Scan the material and copy every line in which "موقوف" appears.
######
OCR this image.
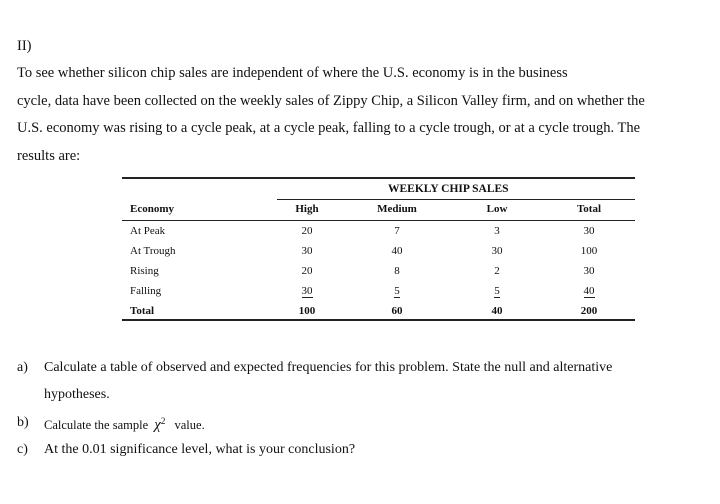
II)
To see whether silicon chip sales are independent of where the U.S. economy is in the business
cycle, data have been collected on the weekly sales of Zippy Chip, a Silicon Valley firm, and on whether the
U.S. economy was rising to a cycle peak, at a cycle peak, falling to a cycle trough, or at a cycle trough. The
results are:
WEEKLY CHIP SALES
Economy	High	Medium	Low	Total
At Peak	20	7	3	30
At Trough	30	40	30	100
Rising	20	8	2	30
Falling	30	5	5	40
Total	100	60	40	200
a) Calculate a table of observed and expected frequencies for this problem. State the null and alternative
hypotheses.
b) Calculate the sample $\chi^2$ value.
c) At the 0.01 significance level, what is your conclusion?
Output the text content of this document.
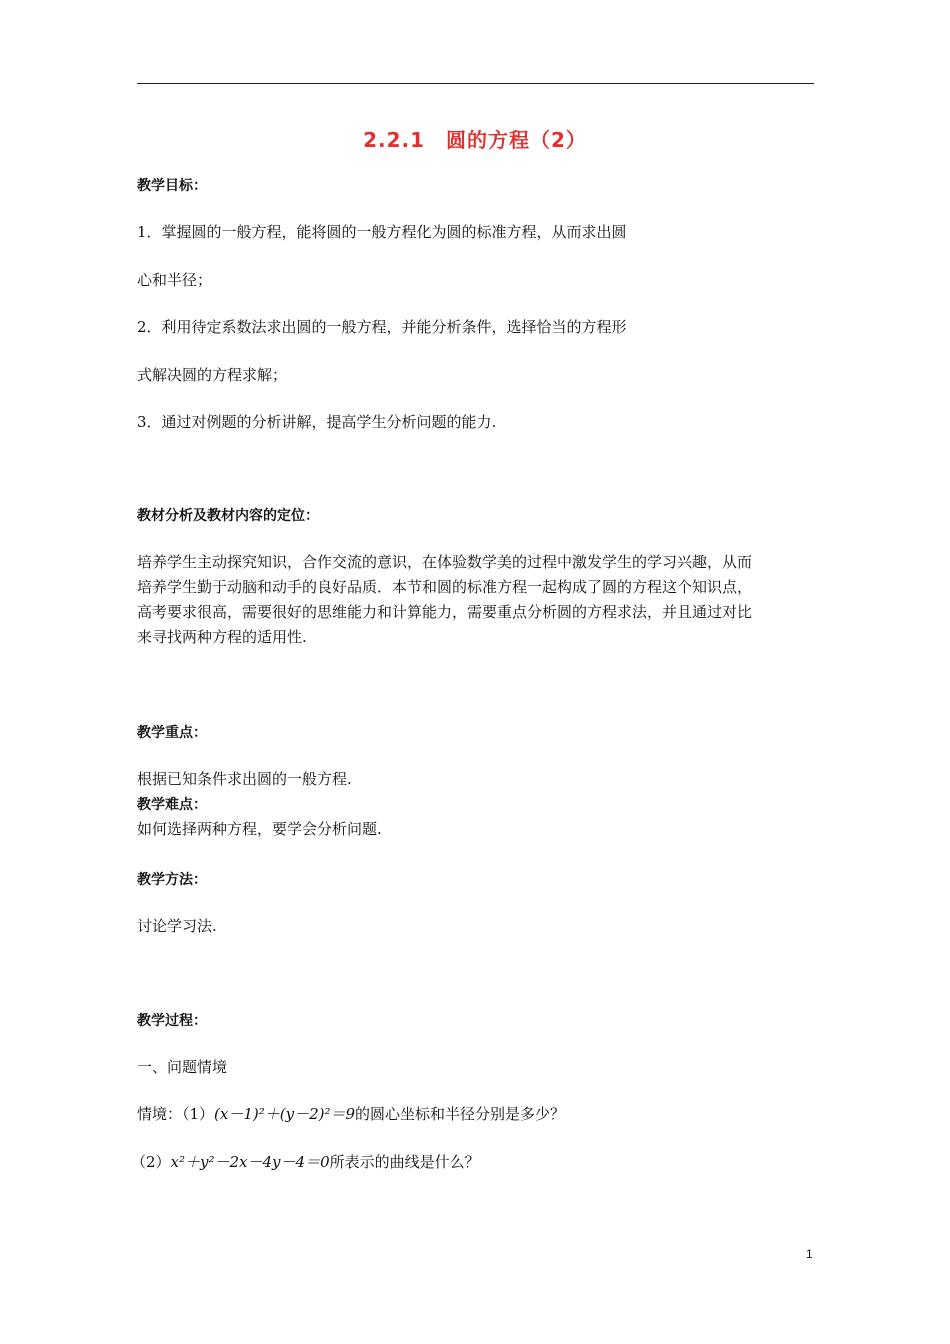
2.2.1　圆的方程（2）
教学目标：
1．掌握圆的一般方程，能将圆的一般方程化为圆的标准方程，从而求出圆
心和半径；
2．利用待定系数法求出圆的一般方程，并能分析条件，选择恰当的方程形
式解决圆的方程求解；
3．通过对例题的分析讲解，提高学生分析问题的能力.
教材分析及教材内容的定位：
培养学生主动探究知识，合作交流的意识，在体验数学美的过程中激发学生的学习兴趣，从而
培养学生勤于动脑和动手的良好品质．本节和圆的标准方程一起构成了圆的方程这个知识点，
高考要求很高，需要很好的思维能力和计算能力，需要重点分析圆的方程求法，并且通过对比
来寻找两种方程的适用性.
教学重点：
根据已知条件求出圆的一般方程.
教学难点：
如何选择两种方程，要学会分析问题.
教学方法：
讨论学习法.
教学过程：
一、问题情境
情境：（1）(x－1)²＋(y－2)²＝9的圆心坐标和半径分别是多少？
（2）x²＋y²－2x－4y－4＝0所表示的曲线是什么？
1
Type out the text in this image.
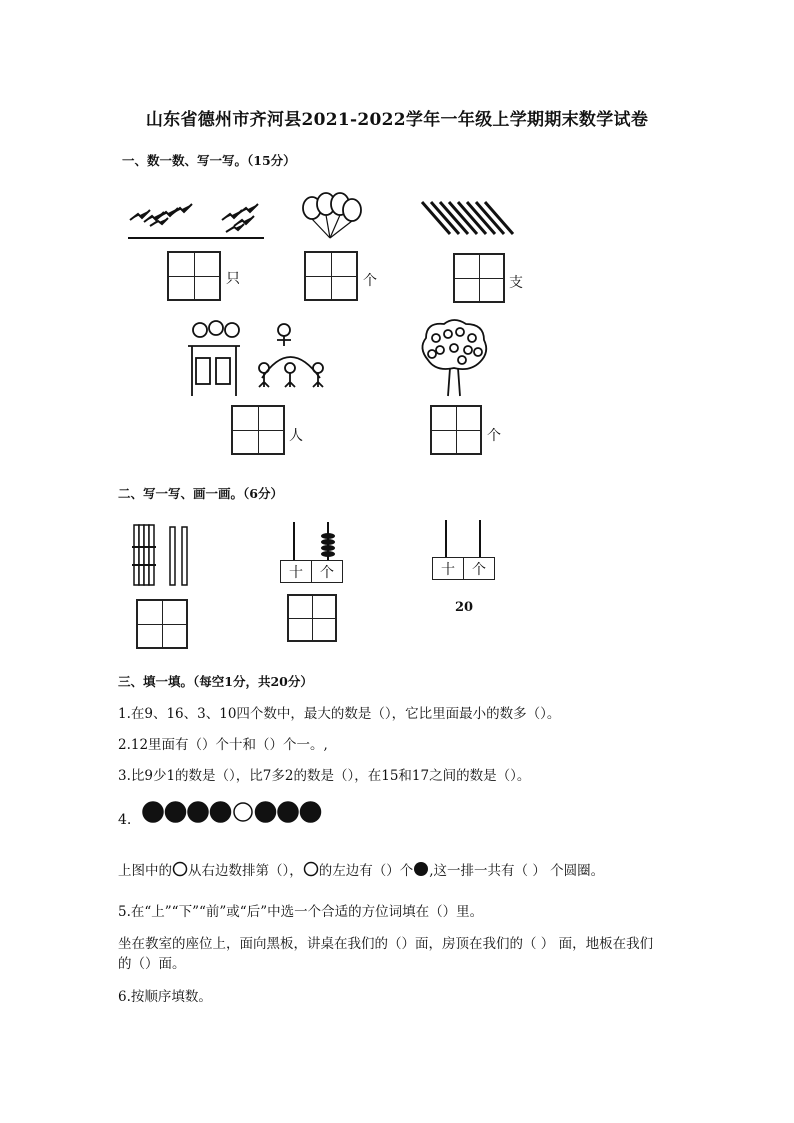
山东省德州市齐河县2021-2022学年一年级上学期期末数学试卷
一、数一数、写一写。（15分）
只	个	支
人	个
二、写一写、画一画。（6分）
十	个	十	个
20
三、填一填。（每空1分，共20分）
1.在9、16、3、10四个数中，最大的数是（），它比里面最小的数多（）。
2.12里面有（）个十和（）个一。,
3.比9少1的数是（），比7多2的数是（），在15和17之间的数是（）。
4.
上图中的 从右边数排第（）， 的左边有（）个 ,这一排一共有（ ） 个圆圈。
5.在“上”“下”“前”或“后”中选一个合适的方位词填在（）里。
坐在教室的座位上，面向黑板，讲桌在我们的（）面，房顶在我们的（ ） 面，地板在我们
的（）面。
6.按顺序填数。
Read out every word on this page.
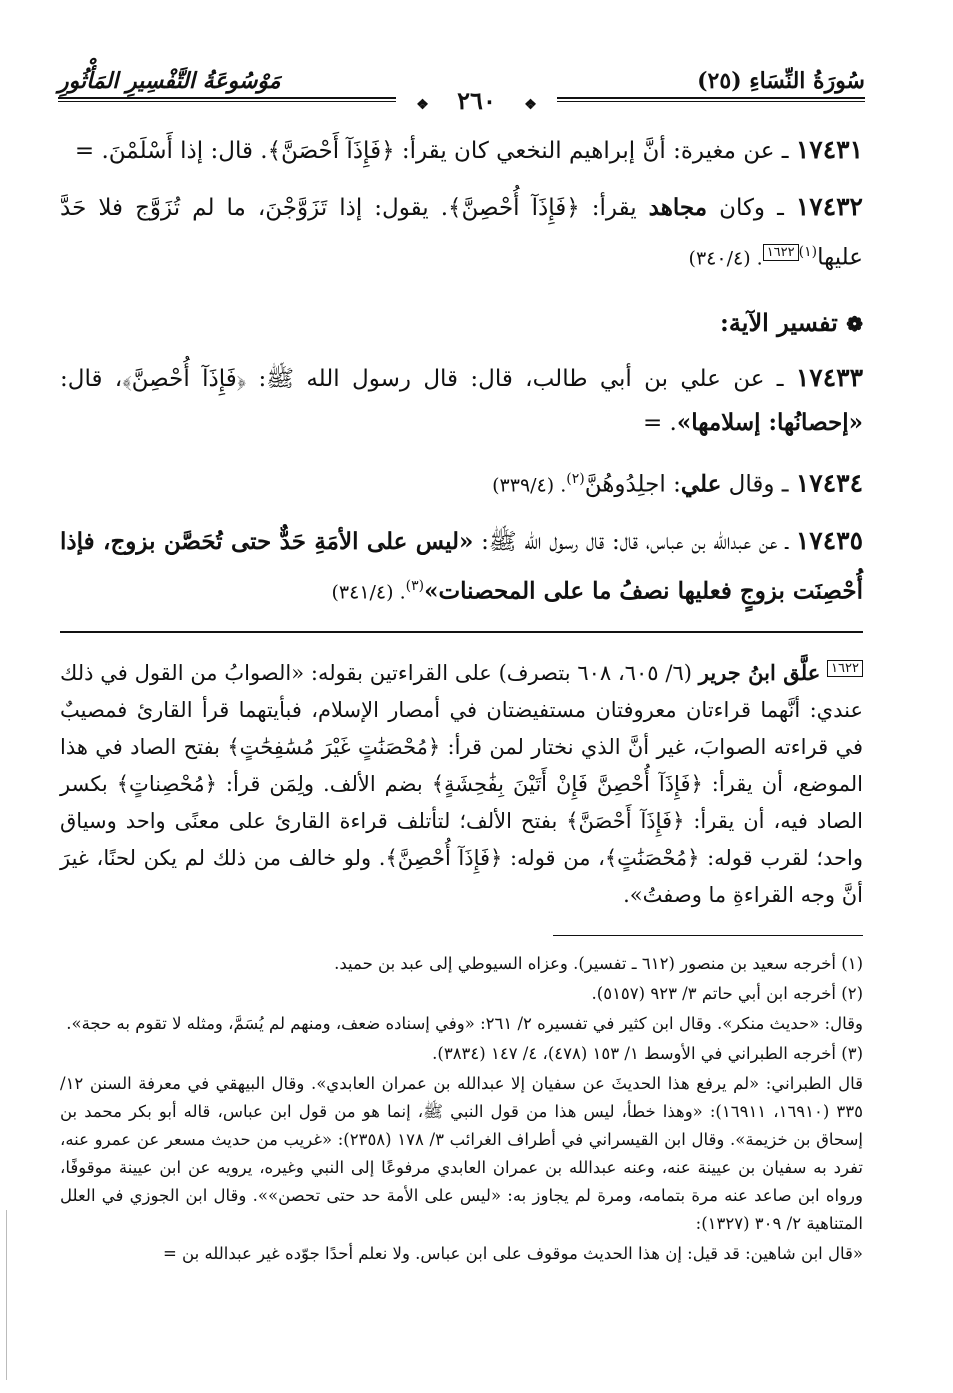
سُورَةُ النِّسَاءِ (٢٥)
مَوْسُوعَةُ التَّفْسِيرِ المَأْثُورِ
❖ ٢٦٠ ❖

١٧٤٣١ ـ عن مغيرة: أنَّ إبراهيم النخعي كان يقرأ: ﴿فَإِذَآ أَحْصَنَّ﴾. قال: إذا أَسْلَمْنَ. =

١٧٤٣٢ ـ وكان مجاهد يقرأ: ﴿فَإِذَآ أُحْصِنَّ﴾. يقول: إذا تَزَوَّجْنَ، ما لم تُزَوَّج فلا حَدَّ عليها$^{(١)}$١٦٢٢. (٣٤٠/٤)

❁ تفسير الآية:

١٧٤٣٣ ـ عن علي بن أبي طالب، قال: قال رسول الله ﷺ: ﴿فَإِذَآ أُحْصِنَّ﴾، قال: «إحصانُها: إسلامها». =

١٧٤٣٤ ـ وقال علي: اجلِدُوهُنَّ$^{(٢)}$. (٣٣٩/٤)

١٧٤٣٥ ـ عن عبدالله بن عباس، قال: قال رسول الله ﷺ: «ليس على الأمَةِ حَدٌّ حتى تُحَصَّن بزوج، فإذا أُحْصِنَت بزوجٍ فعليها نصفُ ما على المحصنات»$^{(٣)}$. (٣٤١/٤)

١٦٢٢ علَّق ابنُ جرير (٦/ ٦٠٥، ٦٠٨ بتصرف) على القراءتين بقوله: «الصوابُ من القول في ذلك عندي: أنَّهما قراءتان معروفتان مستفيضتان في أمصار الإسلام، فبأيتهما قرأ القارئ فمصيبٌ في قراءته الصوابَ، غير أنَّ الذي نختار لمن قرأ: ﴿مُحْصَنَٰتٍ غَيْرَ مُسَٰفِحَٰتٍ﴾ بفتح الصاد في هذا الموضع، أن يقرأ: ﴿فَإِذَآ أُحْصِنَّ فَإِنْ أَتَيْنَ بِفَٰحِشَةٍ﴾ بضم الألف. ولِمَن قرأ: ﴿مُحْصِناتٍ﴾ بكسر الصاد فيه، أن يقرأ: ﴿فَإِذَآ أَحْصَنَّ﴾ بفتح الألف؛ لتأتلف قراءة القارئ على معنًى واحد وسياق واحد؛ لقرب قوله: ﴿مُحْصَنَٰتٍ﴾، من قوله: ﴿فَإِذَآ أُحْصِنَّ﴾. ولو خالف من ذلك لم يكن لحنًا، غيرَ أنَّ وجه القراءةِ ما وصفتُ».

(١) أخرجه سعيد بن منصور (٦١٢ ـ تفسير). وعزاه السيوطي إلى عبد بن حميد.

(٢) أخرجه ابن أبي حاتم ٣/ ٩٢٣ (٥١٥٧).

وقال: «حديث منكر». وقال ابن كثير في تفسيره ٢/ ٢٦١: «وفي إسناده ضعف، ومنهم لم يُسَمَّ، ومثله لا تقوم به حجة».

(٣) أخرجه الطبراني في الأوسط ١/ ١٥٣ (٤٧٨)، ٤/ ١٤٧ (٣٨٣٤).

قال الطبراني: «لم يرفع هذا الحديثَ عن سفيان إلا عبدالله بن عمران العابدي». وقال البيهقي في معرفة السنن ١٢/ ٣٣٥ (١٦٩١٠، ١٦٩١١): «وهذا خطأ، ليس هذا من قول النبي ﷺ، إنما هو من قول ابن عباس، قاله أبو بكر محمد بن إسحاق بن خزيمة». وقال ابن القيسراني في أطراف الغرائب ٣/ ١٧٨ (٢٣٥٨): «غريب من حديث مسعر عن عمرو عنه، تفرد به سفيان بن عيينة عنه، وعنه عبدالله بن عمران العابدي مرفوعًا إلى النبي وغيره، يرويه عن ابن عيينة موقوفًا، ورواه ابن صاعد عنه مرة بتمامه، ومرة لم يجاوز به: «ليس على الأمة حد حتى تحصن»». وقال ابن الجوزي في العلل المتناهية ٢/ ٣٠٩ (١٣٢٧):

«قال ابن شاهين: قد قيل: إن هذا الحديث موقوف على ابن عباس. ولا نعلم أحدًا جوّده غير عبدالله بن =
######
→ TASK SOLUTION:
قال الطبراني: «لم يرفع هذا الحديثَ عن سفيان إلا عبدالله بن عمران العابدي». وقال البيهقي في معرفة السنن ١٢/ ٣٣٥ (١٦٩١٠، ١٦٩١١): «وهذا خطأ، ليس هذا من قول النبي ﷺ، إنما هو من قول ابن عباس، قاله أبو بكر محمد بن إسحاق بن خزيمة». وقال ابن القيسراني في أطراف الغرائب ٣/ ١٧٨ (٢٣٥٨): «غريب من حديث مسعر عن عمرو عنه، تفرد به سفيان بن عيينة عنه، وعنه عبدالله بن عمران العابدي مرفوعًا إلى النبي وغيره، يرويه عن ابن عيينة موقوفًا، ورواه ابن صاعد عنه مرة بتمامه، ومرة لم يجاوز به: «ليس على الأمة حد حتى تحصن»». وقال ابن الجوزي في العلل المتناهية ٢/ ٣٠٩ (١٣٢٧):
«قال ابن شاهين: قد قيل: إن هذا الحديث موقوف على ابن عباس. ولا نعلم أحدًا جوّده غير عبدالله بن =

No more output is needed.